──────── 本文抜粋 ────────
音楽ナタリー Power Push - Awesome City Club
戦略的? 衝動的? オーサムの選ぶ“ペース”とは
「戦略的なだけじゃないのに!」という悔しさが今作の原動力
──今回の2ndアルバムを聴いて、ちょっと反省したことがあるんですよ。これは以前音楽ナタリーでやった音楽ライター座談会(参照:2015年春のメジャーデビューアーティスト特集 音楽ライター宇野維正×柴那典×森朋之 座談会)に参加したときに自分がオーサムについて語ったことでもあるので、責任の一端を感じていて。
atagi えっ? なんですか?
──いや、これを言ったり書いたりしていたのは自分だけじゃないけど、今年4月のデビュー時に、オーサムの「戦略的なバンド」って部分に焦点が当たりすぎて、ちょっとその部分が最初にひとり歩きしすぎちゃったかなって。
atagi はいはい(笑)。
──前作よりも音楽性の振れ幅と奥行きがメチャクチャ広がった「Awesome City Tracks 2」を聴いて、さらに今の「ほとんど曲のストックはない」って話を聞くと、「戦略的っていうより、すごく衝動的なバンドじゃないか」って(笑)。
atagi でも「戦略的」って言われたのは、もう全然気にしてないっていうか。今、ストレートにそれを言われてちょっと因果を感じちゃいましたけど(笑)。今回の「Awesome City Tracks 2」を作る原動力になったのは、そのときに感じた「戦略的なだけじゃないのに!」っていう悔しさだったんですよ。基本的には僕ら、ただ音楽が好きな人間の集まりで。だから、音楽だけでアッと言わせられるだけの濃い作品を作ろうっていう、そういう思いでこの作品に向かっていったので。なので、先に言われちゃいましたけど、あれがあったから今作がこういう作品になったんだと思います。
──結果オーライ?(笑)
atagi 結果オーライだし、実際にあの頃の僕らはバンドの戦略性についてよく語っていたし、そこには別にウソはなかったし。だから、そういう話のネタが提供できただけでも、デビューしたばかりのバンドにとってはラッキーだったと思うんですよね。
──────── 提供資料 ────────
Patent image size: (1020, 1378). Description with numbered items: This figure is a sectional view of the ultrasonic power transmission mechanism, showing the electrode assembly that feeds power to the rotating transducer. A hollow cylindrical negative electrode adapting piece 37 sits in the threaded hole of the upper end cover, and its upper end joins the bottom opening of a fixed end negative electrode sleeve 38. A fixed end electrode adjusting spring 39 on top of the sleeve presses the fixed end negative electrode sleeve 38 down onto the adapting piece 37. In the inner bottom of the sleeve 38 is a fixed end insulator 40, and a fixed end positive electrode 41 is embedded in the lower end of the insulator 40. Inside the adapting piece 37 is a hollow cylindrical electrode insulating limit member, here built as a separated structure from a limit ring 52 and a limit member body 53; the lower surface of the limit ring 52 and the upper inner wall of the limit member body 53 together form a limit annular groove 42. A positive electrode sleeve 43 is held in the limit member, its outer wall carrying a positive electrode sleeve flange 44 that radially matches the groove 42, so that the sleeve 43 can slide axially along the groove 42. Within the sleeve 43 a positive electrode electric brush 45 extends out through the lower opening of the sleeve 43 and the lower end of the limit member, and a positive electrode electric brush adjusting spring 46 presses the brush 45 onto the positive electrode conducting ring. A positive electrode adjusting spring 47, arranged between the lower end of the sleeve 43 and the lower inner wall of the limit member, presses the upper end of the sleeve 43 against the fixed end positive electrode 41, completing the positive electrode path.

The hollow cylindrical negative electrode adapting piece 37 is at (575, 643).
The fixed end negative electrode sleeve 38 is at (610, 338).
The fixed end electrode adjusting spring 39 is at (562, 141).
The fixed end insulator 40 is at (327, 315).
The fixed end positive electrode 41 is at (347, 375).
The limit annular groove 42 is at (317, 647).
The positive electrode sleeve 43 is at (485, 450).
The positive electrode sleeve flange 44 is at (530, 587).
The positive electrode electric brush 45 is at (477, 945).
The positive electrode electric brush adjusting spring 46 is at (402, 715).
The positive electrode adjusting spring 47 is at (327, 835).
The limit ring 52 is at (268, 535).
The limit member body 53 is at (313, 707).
────────
──────── 提供資料 ────────
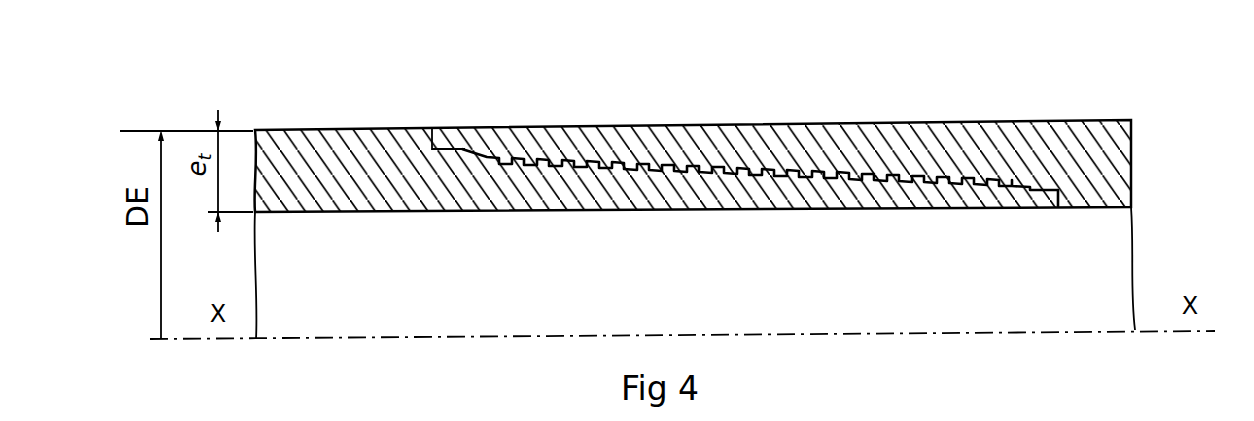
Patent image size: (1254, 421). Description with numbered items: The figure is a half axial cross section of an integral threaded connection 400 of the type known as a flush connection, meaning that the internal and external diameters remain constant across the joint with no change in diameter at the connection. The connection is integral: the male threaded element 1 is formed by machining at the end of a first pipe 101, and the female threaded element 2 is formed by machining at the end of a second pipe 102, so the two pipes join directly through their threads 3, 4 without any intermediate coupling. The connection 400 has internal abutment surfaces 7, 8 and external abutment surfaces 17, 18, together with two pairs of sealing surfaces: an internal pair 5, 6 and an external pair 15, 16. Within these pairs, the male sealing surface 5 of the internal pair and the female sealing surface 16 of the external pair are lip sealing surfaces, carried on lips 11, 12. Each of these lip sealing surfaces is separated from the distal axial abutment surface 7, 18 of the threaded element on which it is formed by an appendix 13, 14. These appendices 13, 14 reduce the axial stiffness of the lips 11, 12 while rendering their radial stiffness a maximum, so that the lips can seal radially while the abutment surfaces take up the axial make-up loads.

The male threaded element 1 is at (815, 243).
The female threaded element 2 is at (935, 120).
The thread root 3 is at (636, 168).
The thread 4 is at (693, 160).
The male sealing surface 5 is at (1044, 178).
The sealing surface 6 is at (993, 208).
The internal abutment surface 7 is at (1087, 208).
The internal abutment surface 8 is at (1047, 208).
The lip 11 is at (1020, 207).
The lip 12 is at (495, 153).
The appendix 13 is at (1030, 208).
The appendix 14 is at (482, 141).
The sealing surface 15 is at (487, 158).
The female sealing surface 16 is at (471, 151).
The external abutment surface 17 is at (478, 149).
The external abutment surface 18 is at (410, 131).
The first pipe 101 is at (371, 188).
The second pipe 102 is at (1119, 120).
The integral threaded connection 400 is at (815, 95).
────────
▶ **作業指示**:
1. 本文抜粋に書かれている内容から、次の問いに答えてください。
(a) 聞き手がオーサムについて語った音楽ライター座談会は、どの特集のものか。
(b) オーサムの「戦略的なバンド」という部分に焦点が当たりすぎたのは、今年何月のデビュー時か。
(c) atagiが「Awesome City Tracks 2」を作る原動力になったと述べているのは何か。
2. エントリのうち、「Patent image size: (1254, 421).」を含む行から「The thread 4 is at (693, 160).」を含む行までを、両端の行も含めて一字一句変えずに書き出してください。

▶ **回答**:
1.
(a) 2015年春のメジャーデビューアーティスト特集
(b) 4月
(c) 「戦略的なだけじゃないのに!」という悔しさ

2.
Patent image size: (1254, 421). Description with numbered items: The figure is a half axial cross section of an integral threaded connection 400 of the type known as a flush connection, meaning that the internal and external diameters remain constant across the joint with no change in diameter at the connection. The connection is integral: the male threaded element 1 is formed by machining at the end of a first pipe 101, and the female threaded element 2 is formed by machining at the end of a second pipe 102, so the two pipes join directly through their threads 3, 4 without any intermediate coupling. The connection 400 has internal abutment surfaces 7, 8 and external abutment surfaces 17, 18, together with two pairs of sealing surfaces: an internal pair 5, 6 and an external pair 15, 16. Within these pairs, the male sealing surface 5 of the internal pair and the female sealing surface 16 of the external pair are lip sealing surfaces, carried on lips 11, 12. Each of these lip sealing surfaces is separated from the distal axial abutment surface 7, 18 of the threaded element on which it is formed by an appendix 13, 14. These appendices 13, 14 reduce the axial stiffness of the lips 11, 12 while rendering their radial stiffness a maximum, so that the lips can seal radially while the abutment surfaces take up the axial make-up loads.

The male threaded element 1 is at (815, 243).
The female threaded element 2 is at (935, 120).
The thread root 3 is at (636, 168).
The thread 4 is at (693, 160).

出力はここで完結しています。